> [JOB]: Reproduce each line bearing the word "nach".

> [INFORMATION GIVEN]:
## START
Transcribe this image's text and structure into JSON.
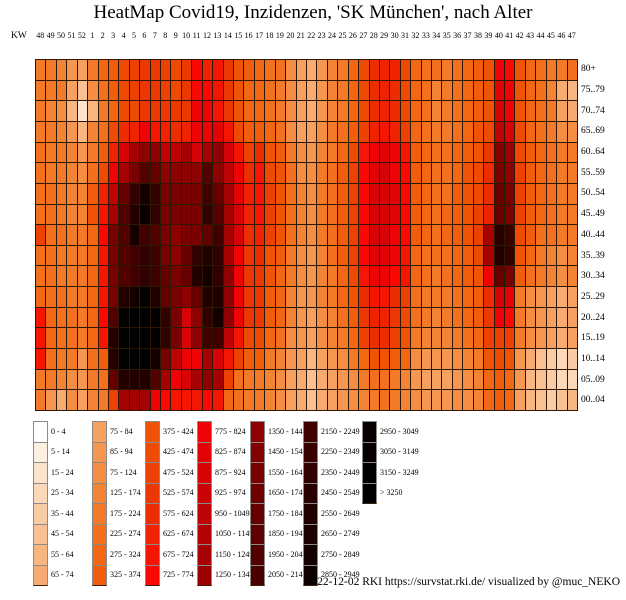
{
  "title": "HeatMap Covid19, Inzidenzen, 'SK München', nach Alter",
  "footer": "2022-12-02 RKI https://survstat.rki.de/ visualized by @muc_NEKO",
  "chart_data": {
    "type": "heatmap",
    "title": "HeatMap Covid19, Inzidenzen, 'SK München', nach Alter",
    "x_axis_label": "KW",
    "x_ticks": [
      "48",
      "49",
      "50",
      "51",
      "52",
      "1",
      "2",
      "3",
      "4",
      "5",
      "6",
      "7",
      "8",
      "9",
      "10",
      "11",
      "12",
      "13",
      "14",
      "15",
      "16",
      "17",
      "18",
      "19",
      "20",
      "21",
      "22",
      "23",
      "24",
      "25",
      "26",
      "27",
      "28",
      "29",
      "30",
      "31",
      "32",
      "33",
      "34",
      "35",
      "36",
      "37",
      "38",
      "39",
      "40",
      "41",
      "42",
      "43",
      "44",
      "45",
      "46",
      "47"
    ],
    "y_ticks": [
      "80+",
      "75..79",
      "70..74",
      "65..69",
      "60..64",
      "55..59",
      "50..54",
      "45..49",
      "40..44",
      "35..39",
      "30..34",
      "25..29",
      "20..24",
      "15..19",
      "10..14",
      "05..09",
      "00..04"
    ],
    "legend_labels": [
      "0 - 4",
      "5 - 14",
      "15 - 24",
      "25 - 34",
      "35 - 44",
      "45 - 54",
      "55 - 64",
      "65 - 74",
      "75 - 84",
      "85 - 94",
      "75 - 124",
      "125 - 174",
      "175 - 224",
      "225 - 274",
      "275 - 324",
      "325 - 374",
      "375 - 424",
      "425 - 474",
      "475 - 524",
      "525 - 574",
      "575 - 624",
      "625 - 674",
      "675 - 724",
      "725 - 774",
      "775 - 824",
      "825 - 874",
      "875 - 924",
      "925 - 974",
      "950 - 1049",
      "1050 - 1149",
      "1150 - 1249",
      "1250 - 1349",
      "1350 - 1449",
      "1450 - 1549",
      "1550 - 1649",
      "1650 - 1749",
      "1750 - 1849",
      "1850 - 1949",
      "1950 - 2049",
      "2050 - 2149",
      "2150 - 2249",
      "2250 - 2349",
      "2350 - 2449",
      "2450 - 2549",
      "2550 - 2649",
      "2650 - 2749",
      "2750 - 2849",
      "2850 - 2949",
      "2950 - 3049",
      "3050 - 3149",
      "3150 - 3249",
      "> 3250"
    ],
    "legend_rows_per_column": 8,
    "palette": [
      "#FFFFFF",
      "#FDF0E0",
      "#FCE4CC",
      "#FBD8B8",
      "#FACCA5",
      "#F9C193",
      "#F8B681",
      "#F7AB70",
      "#F7A160",
      "#F69751",
      "#F58D42",
      "#F48435",
      "#F37A29",
      "#F2701E",
      "#F16714",
      "#F05D0C",
      "#EF5406",
      "#ED4A03",
      "#EC4102",
      "#EB3701",
      "#EC2D01",
      "#EF2201",
      "#F41502",
      "#FA0803",
      "#EE0306",
      "#E20307",
      "#D60307",
      "#CA0306",
      "#BE0306",
      "#B20205",
      "#A60204",
      "#9A0103",
      "#8E0102",
      "#840101",
      "#7A0101",
      "#700000",
      "#660000",
      "#5C0000",
      "#530000",
      "#4A0000",
      "#410000",
      "#390000",
      "#310000",
      "#290000",
      "#220000",
      "#1B0000",
      "#150000",
      "#0F0000",
      "#0A0000",
      "#060000",
      "#030000",
      "#000000"
    ],
    "grid_bin_index": [
      [
        12,
        12,
        11,
        9,
        8,
        12,
        14,
        15,
        17,
        18,
        19,
        19,
        18,
        17,
        19,
        23,
        21,
        22,
        19,
        16,
        15,
        14,
        13,
        13,
        10,
        8,
        7,
        9,
        11,
        12,
        14,
        17,
        20,
        21,
        21,
        17,
        14,
        13,
        13,
        12,
        13,
        14,
        15,
        16,
        24,
        23,
        16,
        14,
        13,
        12,
        12,
        13
      ],
      [
        12,
        12,
        12,
        8,
        5,
        10,
        13,
        15,
        17,
        18,
        19,
        19,
        18,
        17,
        19,
        23,
        23,
        22,
        19,
        16,
        14,
        14,
        13,
        12,
        10,
        8,
        7,
        9,
        11,
        12,
        14,
        17,
        20,
        21,
        20,
        17,
        14,
        13,
        11,
        12,
        13,
        14,
        15,
        16,
        25,
        24,
        16,
        14,
        13,
        11,
        7,
        6
      ],
      [
        12,
        11,
        10,
        6,
        2,
        6,
        12,
        14,
        17,
        17,
        19,
        19,
        19,
        19,
        19,
        24,
        24,
        22,
        19,
        16,
        14,
        14,
        13,
        12,
        10,
        8,
        7,
        9,
        11,
        12,
        14,
        17,
        20,
        21,
        20,
        17,
        14,
        13,
        11,
        12,
        13,
        14,
        15,
        16,
        26,
        24,
        16,
        14,
        13,
        12,
        8,
        7
      ],
      [
        12,
        12,
        11,
        9,
        6,
        11,
        13,
        17,
        20,
        21,
        24,
        22,
        21,
        20,
        21,
        24,
        24,
        25,
        22,
        17,
        15,
        15,
        14,
        13,
        10,
        8,
        8,
        10,
        12,
        13,
        15,
        18,
        21,
        22,
        21,
        18,
        14,
        13,
        12,
        12,
        13,
        14,
        16,
        17,
        28,
        26,
        17,
        14,
        13,
        12,
        10,
        10
      ],
      [
        13,
        12,
        12,
        11,
        9,
        12,
        15,
        21,
        26,
        30,
        32,
        32,
        28,
        28,
        30,
        26,
        30,
        32,
        26,
        22,
        18,
        20,
        16,
        15,
        12,
        10,
        9,
        11,
        12,
        14,
        17,
        22,
        24,
        25,
        24,
        22,
        15,
        14,
        13,
        13,
        14,
        15,
        16,
        19,
        33,
        31,
        17,
        15,
        14,
        13,
        12,
        12
      ],
      [
        13,
        12,
        12,
        11,
        10,
        13,
        17,
        24,
        30,
        34,
        38,
        36,
        32,
        32,
        32,
        32,
        38,
        32,
        28,
        24,
        20,
        22,
        17,
        16,
        13,
        10,
        10,
        12,
        13,
        15,
        18,
        23,
        25,
        26,
        24,
        23,
        15,
        14,
        13,
        13,
        14,
        16,
        17,
        20,
        34,
        32,
        18,
        15,
        14,
        13,
        12,
        12
      ],
      [
        13,
        13,
        12,
        11,
        11,
        15,
        21,
        28,
        36,
        42,
        46,
        42,
        34,
        34,
        34,
        34,
        40,
        36,
        30,
        25,
        21,
        22,
        18,
        16,
        13,
        11,
        10,
        12,
        13,
        15,
        18,
        23,
        26,
        26,
        25,
        23,
        15,
        14,
        13,
        13,
        15,
        16,
        17,
        20,
        36,
        34,
        18,
        15,
        14,
        13,
        12,
        12
      ],
      [
        13,
        13,
        12,
        11,
        11,
        16,
        22,
        30,
        38,
        44,
        48,
        42,
        34,
        34,
        34,
        34,
        42,
        38,
        30,
        26,
        21,
        22,
        18,
        16,
        13,
        11,
        10,
        12,
        13,
        15,
        18,
        23,
        26,
        26,
        25,
        23,
        15,
        14,
        13,
        14,
        15,
        16,
        18,
        21,
        36,
        34,
        18,
        15,
        14,
        13,
        12,
        12
      ],
      [
        18,
        13,
        13,
        12,
        12,
        14,
        23,
        34,
        38,
        46,
        40,
        38,
        34,
        32,
        34,
        34,
        36,
        40,
        30,
        26,
        20,
        21,
        18,
        16,
        13,
        11,
        10,
        12,
        13,
        15,
        18,
        23,
        26,
        26,
        24,
        23,
        15,
        14,
        13,
        14,
        15,
        16,
        18,
        30,
        43,
        41,
        17,
        15,
        13,
        13,
        12,
        12
      ],
      [
        13,
        13,
        12,
        12,
        12,
        14,
        22,
        34,
        38,
        40,
        42,
        40,
        34,
        32,
        36,
        42,
        44,
        42,
        30,
        24,
        19,
        20,
        16,
        15,
        12,
        10,
        9,
        11,
        13,
        15,
        18,
        23,
        25,
        25,
        24,
        22,
        14,
        13,
        13,
        13,
        14,
        15,
        17,
        30,
        44,
        42,
        16,
        14,
        12,
        11,
        10,
        11
      ],
      [
        13,
        13,
        12,
        12,
        12,
        14,
        22,
        34,
        38,
        40,
        42,
        40,
        36,
        34,
        36,
        44,
        46,
        42,
        32,
        24,
        19,
        19,
        16,
        14,
        12,
        10,
        9,
        11,
        12,
        14,
        17,
        22,
        24,
        24,
        23,
        22,
        14,
        13,
        12,
        13,
        14,
        15,
        16,
        24,
        36,
        34,
        15,
        13,
        12,
        11,
        10,
        11
      ],
      [
        14,
        13,
        13,
        12,
        12,
        14,
        22,
        34,
        44,
        46,
        50,
        44,
        36,
        34,
        32,
        36,
        44,
        44,
        32,
        24,
        19,
        19,
        15,
        14,
        11,
        9,
        9,
        11,
        12,
        14,
        16,
        20,
        22,
        22,
        20,
        18,
        13,
        12,
        12,
        12,
        13,
        14,
        15,
        20,
        26,
        25,
        12,
        10,
        9,
        8,
        7,
        8
      ],
      [
        22,
        14,
        13,
        13,
        12,
        14,
        23,
        38,
        50,
        51,
        51,
        50,
        42,
        34,
        26,
        32,
        42,
        46,
        32,
        24,
        19,
        19,
        15,
        14,
        11,
        9,
        8,
        10,
        11,
        13,
        15,
        19,
        21,
        21,
        19,
        17,
        13,
        12,
        11,
        12,
        13,
        14,
        15,
        19,
        24,
        23,
        12,
        10,
        9,
        8,
        7,
        8
      ],
      [
        22,
        14,
        13,
        13,
        12,
        14,
        22,
        44,
        51,
        51,
        51,
        50,
        42,
        34,
        26,
        32,
        40,
        40,
        28,
        22,
        17,
        17,
        14,
        13,
        10,
        9,
        8,
        10,
        11,
        12,
        14,
        18,
        20,
        20,
        18,
        16,
        12,
        11,
        11,
        11,
        12,
        13,
        14,
        18,
        18,
        18,
        12,
        10,
        9,
        8,
        7,
        8
      ],
      [
        22,
        13,
        12,
        12,
        9,
        13,
        15,
        44,
        51,
        51,
        51,
        46,
        34,
        28,
        24,
        24,
        30,
        26,
        22,
        18,
        15,
        15,
        12,
        11,
        9,
        8,
        6,
        8,
        9,
        10,
        12,
        14,
        16,
        16,
        15,
        14,
        10,
        9,
        9,
        9,
        10,
        11,
        12,
        16,
        17,
        16,
        9,
        7,
        5,
        4,
        3,
        4
      ],
      [
        12,
        12,
        11,
        10,
        9,
        12,
        13,
        36,
        44,
        44,
        44,
        38,
        30,
        24,
        26,
        30,
        32,
        30,
        18,
        13,
        12,
        12,
        11,
        10,
        8,
        7,
        5,
        7,
        8,
        9,
        10,
        12,
        13,
        13,
        12,
        11,
        9,
        8,
        8,
        8,
        9,
        10,
        11,
        14,
        15,
        14,
        9,
        6,
        5,
        4,
        3,
        3
      ],
      [
        12,
        9,
        7,
        10,
        8,
        11,
        12,
        18,
        30,
        30,
        30,
        24,
        23,
        22,
        22,
        22,
        23,
        22,
        14,
        13,
        12,
        12,
        11,
        10,
        8,
        7,
        5,
        7,
        8,
        9,
        10,
        11,
        12,
        13,
        12,
        11,
        10,
        9,
        9,
        9,
        10,
        10,
        11,
        14,
        15,
        14,
        8,
        6,
        5,
        4,
        5,
        6
      ]
    ],
    "legend_position": "bottom",
    "grid_lines": true
  }
}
## END
> [RESULT OF THIS TASK]:
  "title": "HeatMap Covid19, Inzidenzen, 'SK München', nach Alter",
    "title": "HeatMap Covid19, Inzidenzen, 'SK München', nach Alter",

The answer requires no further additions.